* Given task: Copy every line from the data below in which the string "this" can be found.

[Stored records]
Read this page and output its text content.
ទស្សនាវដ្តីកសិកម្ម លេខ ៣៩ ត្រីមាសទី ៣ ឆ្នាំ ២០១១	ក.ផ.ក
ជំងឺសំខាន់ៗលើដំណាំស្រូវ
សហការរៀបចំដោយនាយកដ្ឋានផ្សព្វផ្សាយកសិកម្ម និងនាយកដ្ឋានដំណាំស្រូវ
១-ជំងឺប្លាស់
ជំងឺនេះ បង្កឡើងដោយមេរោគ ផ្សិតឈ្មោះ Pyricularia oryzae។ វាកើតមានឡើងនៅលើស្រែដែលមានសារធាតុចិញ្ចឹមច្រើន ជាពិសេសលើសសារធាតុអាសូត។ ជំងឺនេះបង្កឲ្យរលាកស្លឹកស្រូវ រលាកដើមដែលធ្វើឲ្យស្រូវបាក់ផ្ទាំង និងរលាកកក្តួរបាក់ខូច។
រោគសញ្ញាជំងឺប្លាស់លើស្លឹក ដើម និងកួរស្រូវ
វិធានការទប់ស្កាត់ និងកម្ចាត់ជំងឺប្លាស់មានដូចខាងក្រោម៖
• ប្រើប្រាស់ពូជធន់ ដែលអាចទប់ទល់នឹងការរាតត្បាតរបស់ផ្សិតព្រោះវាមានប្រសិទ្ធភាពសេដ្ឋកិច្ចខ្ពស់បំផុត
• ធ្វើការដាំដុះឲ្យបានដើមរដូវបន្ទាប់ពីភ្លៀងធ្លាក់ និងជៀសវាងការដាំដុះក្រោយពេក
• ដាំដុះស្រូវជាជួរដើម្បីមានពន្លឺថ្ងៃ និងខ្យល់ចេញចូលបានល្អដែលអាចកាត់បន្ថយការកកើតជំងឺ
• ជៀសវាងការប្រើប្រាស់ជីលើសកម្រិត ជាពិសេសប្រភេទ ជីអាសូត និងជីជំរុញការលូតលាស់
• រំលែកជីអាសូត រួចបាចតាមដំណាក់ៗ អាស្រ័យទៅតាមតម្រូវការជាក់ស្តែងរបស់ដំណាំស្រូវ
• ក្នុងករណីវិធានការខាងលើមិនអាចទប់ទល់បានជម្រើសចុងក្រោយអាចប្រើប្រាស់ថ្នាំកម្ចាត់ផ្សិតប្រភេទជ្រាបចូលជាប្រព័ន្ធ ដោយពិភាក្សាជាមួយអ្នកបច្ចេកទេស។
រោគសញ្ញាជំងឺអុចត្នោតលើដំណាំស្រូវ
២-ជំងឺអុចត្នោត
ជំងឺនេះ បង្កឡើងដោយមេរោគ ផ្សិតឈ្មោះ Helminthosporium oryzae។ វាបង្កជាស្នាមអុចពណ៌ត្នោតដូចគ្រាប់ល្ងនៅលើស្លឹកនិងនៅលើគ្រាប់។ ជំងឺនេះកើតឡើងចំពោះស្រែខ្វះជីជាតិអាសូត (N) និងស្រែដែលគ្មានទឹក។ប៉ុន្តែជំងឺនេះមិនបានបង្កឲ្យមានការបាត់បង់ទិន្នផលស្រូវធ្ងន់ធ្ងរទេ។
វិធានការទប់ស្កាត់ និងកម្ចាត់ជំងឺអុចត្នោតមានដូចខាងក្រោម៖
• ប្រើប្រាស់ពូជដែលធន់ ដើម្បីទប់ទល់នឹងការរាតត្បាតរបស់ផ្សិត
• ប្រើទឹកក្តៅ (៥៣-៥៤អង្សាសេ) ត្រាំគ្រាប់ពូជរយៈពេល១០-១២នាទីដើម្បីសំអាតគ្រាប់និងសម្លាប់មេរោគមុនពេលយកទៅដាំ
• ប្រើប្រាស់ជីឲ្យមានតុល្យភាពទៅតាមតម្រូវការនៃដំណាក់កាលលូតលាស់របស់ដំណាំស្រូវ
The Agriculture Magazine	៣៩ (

--

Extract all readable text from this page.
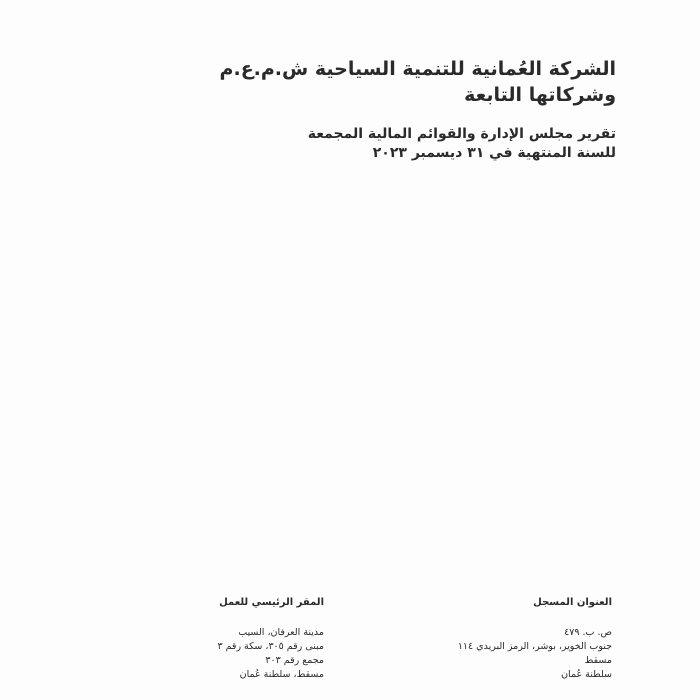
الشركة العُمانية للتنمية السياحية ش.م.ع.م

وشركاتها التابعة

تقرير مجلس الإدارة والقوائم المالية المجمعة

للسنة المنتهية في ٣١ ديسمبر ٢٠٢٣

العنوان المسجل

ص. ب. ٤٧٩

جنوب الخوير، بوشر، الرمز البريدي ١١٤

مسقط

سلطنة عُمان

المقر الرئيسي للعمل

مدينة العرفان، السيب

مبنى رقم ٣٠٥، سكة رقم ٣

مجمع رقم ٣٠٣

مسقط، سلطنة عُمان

* Solution:
Read this page and output its text content.
Extract all readable text from this page.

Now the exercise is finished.